---------- Given information

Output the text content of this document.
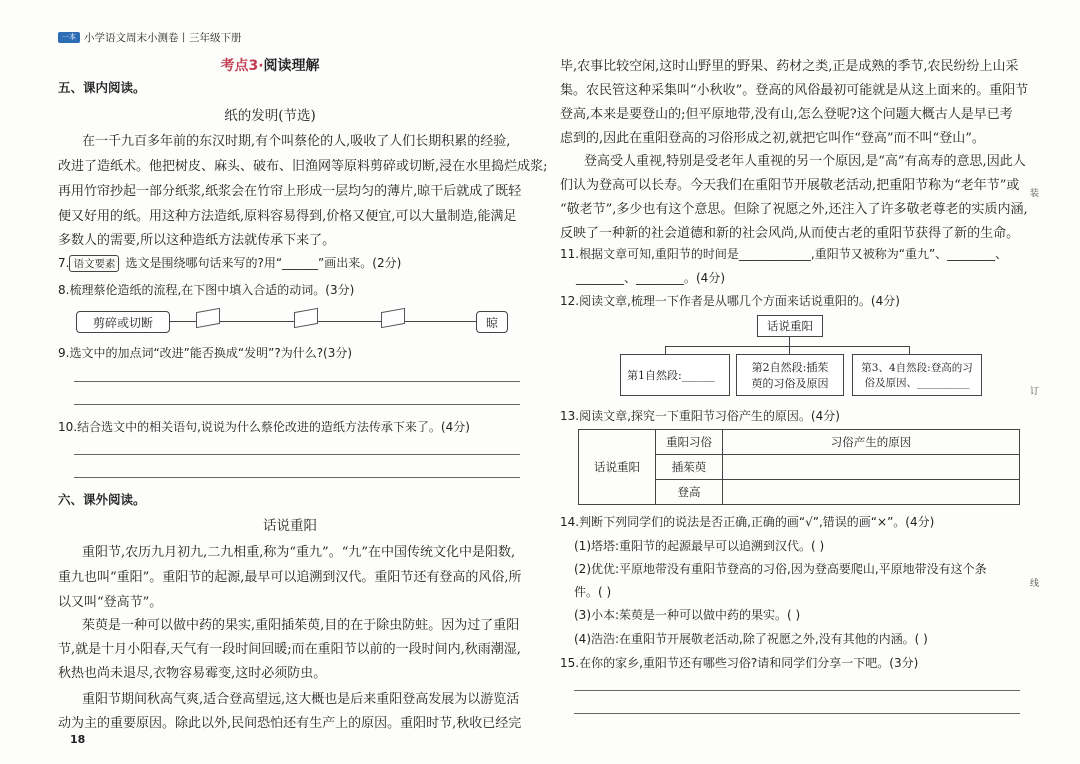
一本 小学语文周末小测卷丨三年级下册
考点3·阅读理解
五、课内阅读。
纸的发明(节选)
在一千九百多年前的东汉时期,有个叫蔡伦的人,吸收了人们长期积累的经验,
改进了造纸术。他把树皮、麻头、破布、旧渔网等原料剪碎或切断,浸在水里捣烂成浆;
再用竹帘抄起一部分纸浆,纸浆会在竹帘上形成一层均匀的薄片,晾干后就成了既轻
便又好用的纸。用这种方法造纸,原料容易得到,价格又便宜,可以大量制造,能满足
多数人的需要,所以这种造纸方法就传承下来了。
7. 语文要素 选文是围绕哪句话来写的?用“______”画出来。(2分)
8.梳理蔡伦造纸的流程,在下图中填入合适的动词。(3分)
剪碎或切断	晾
9.选文中的加点词“改进”能否换成“发明”?为什么?(3分)
10.结合选文中的相关语句,说说为什么蔡伦改进的造纸方法传承下来了。(4分)
六、课外阅读。
话说重阳
重阳节,农历九月初九,二九相重,称为“重九”。“九”在中国传统文化中是阳数,
重九也叫“重阳”。重阳节的起源,最早可以追溯到汉代。重阳节还有登高的风俗,所
以又叫“登高节”。
茱萸是一种可以做中药的果实,重阳插茱萸,目的在于除虫防蛀。因为过了重阳
节,就是十月小阳春,天气有一段时间回暖;而在重阳节以前的一段时间内,秋雨潮湿,
秋热也尚未退尽,衣物容易霉变,这时必须防虫。
重阳节期间秋高气爽,适合登高望远,这大概也是后来重阳登高发展为以游览活
动为主的重要原因。除此以外,民间恐怕还有生产上的原因。重阳时节,秋收已经完
18
毕,农事比较空闲,这时山野里的野果、药材之类,正是成熟的季节,农民纷纷上山采
集。农民管这种采集叫“小秋收”。登高的风俗最初可能就是从这上面来的。重阳节
登高,本来是要登山的;但平原地带,没有山,怎么登呢?这个问题大概古人是早已考
虑到的,因此在重阳登高的习俗形成之初,就把它叫作“登高”而不叫“登山”。
登高受人重视,特别是受老年人重视的另一个原因,是“高”有高寿的意思,因此人
们认为登高可以长寿。今天我们在重阳节开展敬老活动,把重阳节称为“老年节”或
“敬老节”,多少也有这个意思。但除了祝愿之外,还注入了许多敬老尊老的实质内涵,
反映了一种新的社会道德和新的社会风尚,从而使古老的重阳节获得了新的生命。
11.根据文章可知,重阳节的时间是____________,重阳节又被称为“重九”、________、
________、________。(4分)
12.阅读文章,梳理一下作者是从哪几个方面来话说重阳的。(4分)
话说重阳
第1自然段:______
第2自然段:插茱
萸的习俗及原因
第3、4自然段:登高的习
俗及原因、__________
13.阅读文章,探究一下重阳节习俗产生的原因。(4分)
14.判断下列同学们的说法是否正确,正确的画“√”,错误的画“×”。(4分)
(1)塔塔:重阳节的起源最早可以追溯到汉代。( )
(2)优优:平原地带没有重阳节登高的习俗,因为登高要爬山,平原地带没有这个条
件。( )
(3)小本:茱萸是一种可以做中药的果实。( )
(4)浩浩:在重阳节开展敬老活动,除了祝愿之外,没有其他的内涵。( )
15.在你的家乡,重阳节还有哪些习俗?请和同学们分享一下吧。(3分)
话说重阳	重阳习俗	习俗产生的原因
	插茱萸	
	登高	
装
订
线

--------------------

> [Given exercise]: All lines holding the word "茱萸是一种可以做中药的果实" should be picked out and copied.

> [Solution for this exercise]:
茱萸是一种可以做中药的果实,重阳插茱萸,目的在于除虫防蛀。因为过了重阳
(3)小本:茱萸是一种可以做中药的果实。( )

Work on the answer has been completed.